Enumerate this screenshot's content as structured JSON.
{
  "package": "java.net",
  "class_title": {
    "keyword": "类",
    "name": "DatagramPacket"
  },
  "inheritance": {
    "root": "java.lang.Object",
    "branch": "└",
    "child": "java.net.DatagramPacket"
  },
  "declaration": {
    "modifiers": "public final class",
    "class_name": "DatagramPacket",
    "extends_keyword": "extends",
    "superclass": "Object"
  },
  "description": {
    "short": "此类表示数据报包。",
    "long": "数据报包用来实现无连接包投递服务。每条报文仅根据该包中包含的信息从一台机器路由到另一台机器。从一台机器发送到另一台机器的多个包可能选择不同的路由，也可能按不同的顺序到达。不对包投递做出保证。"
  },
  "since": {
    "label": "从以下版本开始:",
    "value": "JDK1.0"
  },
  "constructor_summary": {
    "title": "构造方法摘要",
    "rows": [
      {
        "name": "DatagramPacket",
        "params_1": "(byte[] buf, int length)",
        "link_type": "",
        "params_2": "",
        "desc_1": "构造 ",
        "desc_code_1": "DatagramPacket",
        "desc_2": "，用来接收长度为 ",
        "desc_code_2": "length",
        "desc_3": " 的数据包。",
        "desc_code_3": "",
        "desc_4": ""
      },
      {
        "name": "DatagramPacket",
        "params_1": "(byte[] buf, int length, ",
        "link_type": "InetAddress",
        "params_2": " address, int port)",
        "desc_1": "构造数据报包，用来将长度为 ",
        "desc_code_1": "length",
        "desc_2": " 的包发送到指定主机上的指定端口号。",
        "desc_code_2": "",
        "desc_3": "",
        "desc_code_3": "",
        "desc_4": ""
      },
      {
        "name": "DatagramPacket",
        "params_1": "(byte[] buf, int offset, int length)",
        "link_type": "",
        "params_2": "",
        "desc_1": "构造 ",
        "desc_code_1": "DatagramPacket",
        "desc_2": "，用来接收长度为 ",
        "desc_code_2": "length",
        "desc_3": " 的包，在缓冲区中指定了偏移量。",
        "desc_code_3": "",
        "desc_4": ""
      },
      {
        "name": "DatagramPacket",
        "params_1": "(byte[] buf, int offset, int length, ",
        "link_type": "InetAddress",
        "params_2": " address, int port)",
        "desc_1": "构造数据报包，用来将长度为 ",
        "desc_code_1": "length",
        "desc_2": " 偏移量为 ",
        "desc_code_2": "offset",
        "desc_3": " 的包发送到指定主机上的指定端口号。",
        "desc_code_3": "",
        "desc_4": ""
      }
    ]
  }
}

--*--

## Task details
Each entry above needs to be retyped exactly.

## Result of the task
Enumerate this screenshot's content as structured JSON.
{
  "package": "java.net",
  "class_title": {
    "keyword": "类",
    "name": "DatagramPacket"
  },
  "inheritance": {
    "root": "java.lang.Object",
    "branch": "└",
    "child": "java.net.DatagramPacket"
  },
  "declaration": {
    "modifiers": "public final class",
    "class_name": "DatagramPacket",
    "extends_keyword": "extends",
    "superclass": "Object"
  },
  "description": {
    "short": "此类表示数据报包。",
    "long": "数据报包用来实现无连接包投递服务。每条报文仅根据该包中包含的信息从一台机器路由到另一台机器。从一台机器发送到另一台机器的多个包可能选择不同的路由，也可能按不同的顺序到达。不对包投递做出保证。"
  },
  "since": {
    "label": "从以下版本开始:",
    "value": "JDK1.0"
  },
  "constructor_summary": {
    "title": "构造方法摘要",
    "rows": [
      {
        "name": "DatagramPacket",
        "params_1": "(byte[] buf, int length)",
        "link_type": "",
        "params_2": "",
        "desc_1": "构造 ",
        "desc_code_1": "DatagramPacket",
        "desc_2": "，用来接收长度为 ",
        "desc_code_2": "length",
        "desc_3": " 的数据包。",
        "desc_code_3": "",
        "desc_4": ""
      },
      {
        "name": "DatagramPacket",
        "params_1": "(byte[] buf, int length, ",
        "link_type": "InetAddress",
        "params_2": " address, int port)",
        "desc_1": "构造数据报包，用来将长度为 ",
        "desc_code_1": "length",
        "desc_2": " 的包发送到指定主机上的指定端口号。",
        "desc_code_2": "",
        "desc_3": "",
        "desc_code_3": "",
        "desc_4": ""
      },
      {
        "name": "DatagramPacket",
        "params_1": "(byte[] buf, int offset, int length)",
        "link_type": "",
        "params_2": "",
        "desc_1": "构造 ",
        "desc_code_1": "DatagramPacket",
        "desc_2": "，用来接收长度为 ",
        "desc_code_2": "length",
        "desc_3": " 的包，在缓冲区中指定了偏移量。",
        "desc_code_3": "",
        "desc_4": ""
      },
      {
        "name": "DatagramPacket",
        "params_1": "(byte[] buf, int offset, int length, ",
        "link_type": "InetAddress",
        "params_2": " address, int port)",
        "desc_1": "构造数据报包，用来将长度为 ",
        "desc_code_1": "length",
        "desc_2": " 偏移量为 ",
        "desc_code_2": "offset",
        "desc_3": " 的包发送到指定主机上的指定端口号。",
        "desc_code_3": "",
        "desc_4": ""
      }
    ]
  }
}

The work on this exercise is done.